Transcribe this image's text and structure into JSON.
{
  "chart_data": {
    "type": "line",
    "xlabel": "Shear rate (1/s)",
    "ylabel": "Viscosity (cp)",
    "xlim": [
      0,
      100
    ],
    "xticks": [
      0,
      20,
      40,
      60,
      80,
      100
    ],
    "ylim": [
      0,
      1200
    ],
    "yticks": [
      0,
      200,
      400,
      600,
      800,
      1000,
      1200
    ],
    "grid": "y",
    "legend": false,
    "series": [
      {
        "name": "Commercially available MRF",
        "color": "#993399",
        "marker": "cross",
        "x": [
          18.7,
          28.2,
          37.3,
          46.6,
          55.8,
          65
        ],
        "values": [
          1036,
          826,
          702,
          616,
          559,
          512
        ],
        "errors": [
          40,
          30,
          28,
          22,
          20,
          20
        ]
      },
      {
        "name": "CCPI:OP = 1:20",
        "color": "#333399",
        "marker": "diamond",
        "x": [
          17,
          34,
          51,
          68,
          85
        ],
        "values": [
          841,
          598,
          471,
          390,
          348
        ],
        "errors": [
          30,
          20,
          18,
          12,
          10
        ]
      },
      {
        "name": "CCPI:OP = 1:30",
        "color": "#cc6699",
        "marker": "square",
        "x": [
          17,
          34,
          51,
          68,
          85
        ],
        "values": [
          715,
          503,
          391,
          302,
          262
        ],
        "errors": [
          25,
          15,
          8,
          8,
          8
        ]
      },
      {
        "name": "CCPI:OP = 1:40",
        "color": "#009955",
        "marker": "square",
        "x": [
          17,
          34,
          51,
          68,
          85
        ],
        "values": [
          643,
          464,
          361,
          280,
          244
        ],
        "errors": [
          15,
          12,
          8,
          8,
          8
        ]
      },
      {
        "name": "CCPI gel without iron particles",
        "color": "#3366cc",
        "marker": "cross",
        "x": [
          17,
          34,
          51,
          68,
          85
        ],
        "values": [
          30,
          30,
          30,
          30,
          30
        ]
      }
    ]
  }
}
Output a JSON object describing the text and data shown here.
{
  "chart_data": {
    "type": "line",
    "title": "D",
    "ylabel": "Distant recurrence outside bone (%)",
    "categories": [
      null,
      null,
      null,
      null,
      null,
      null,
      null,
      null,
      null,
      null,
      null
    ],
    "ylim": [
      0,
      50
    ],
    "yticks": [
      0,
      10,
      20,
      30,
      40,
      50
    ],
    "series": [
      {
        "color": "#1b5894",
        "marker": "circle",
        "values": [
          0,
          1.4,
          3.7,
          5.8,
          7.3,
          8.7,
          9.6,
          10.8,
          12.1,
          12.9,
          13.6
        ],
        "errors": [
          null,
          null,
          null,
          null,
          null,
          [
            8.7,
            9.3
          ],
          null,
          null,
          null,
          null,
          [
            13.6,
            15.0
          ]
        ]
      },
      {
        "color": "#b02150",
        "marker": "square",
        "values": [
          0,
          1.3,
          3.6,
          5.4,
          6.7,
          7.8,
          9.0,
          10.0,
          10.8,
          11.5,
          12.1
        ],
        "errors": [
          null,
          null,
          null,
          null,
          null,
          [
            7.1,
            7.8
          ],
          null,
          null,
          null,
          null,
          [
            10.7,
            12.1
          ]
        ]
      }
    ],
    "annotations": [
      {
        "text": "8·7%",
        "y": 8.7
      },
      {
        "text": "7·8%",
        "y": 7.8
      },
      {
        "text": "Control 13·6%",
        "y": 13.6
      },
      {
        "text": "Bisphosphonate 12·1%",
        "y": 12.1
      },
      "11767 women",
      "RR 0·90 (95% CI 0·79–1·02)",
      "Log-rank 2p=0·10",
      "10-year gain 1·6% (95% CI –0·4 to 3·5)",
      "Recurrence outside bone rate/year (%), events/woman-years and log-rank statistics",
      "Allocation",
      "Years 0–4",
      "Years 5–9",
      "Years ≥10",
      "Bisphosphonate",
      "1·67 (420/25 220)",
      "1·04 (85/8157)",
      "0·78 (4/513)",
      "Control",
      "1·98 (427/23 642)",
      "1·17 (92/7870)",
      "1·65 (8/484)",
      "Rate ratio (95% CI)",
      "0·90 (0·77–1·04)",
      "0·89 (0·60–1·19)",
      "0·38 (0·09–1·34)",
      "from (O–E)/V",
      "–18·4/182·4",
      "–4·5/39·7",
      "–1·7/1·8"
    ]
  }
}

#### Task goal
Reproduce each line holding the word "outside".

#### Result of the exercise
    "ylabel": "Distant recurrence outside bone (%)",
      "Recurrence outside bone rate/year (%), events/woman-years and log-rank statistics",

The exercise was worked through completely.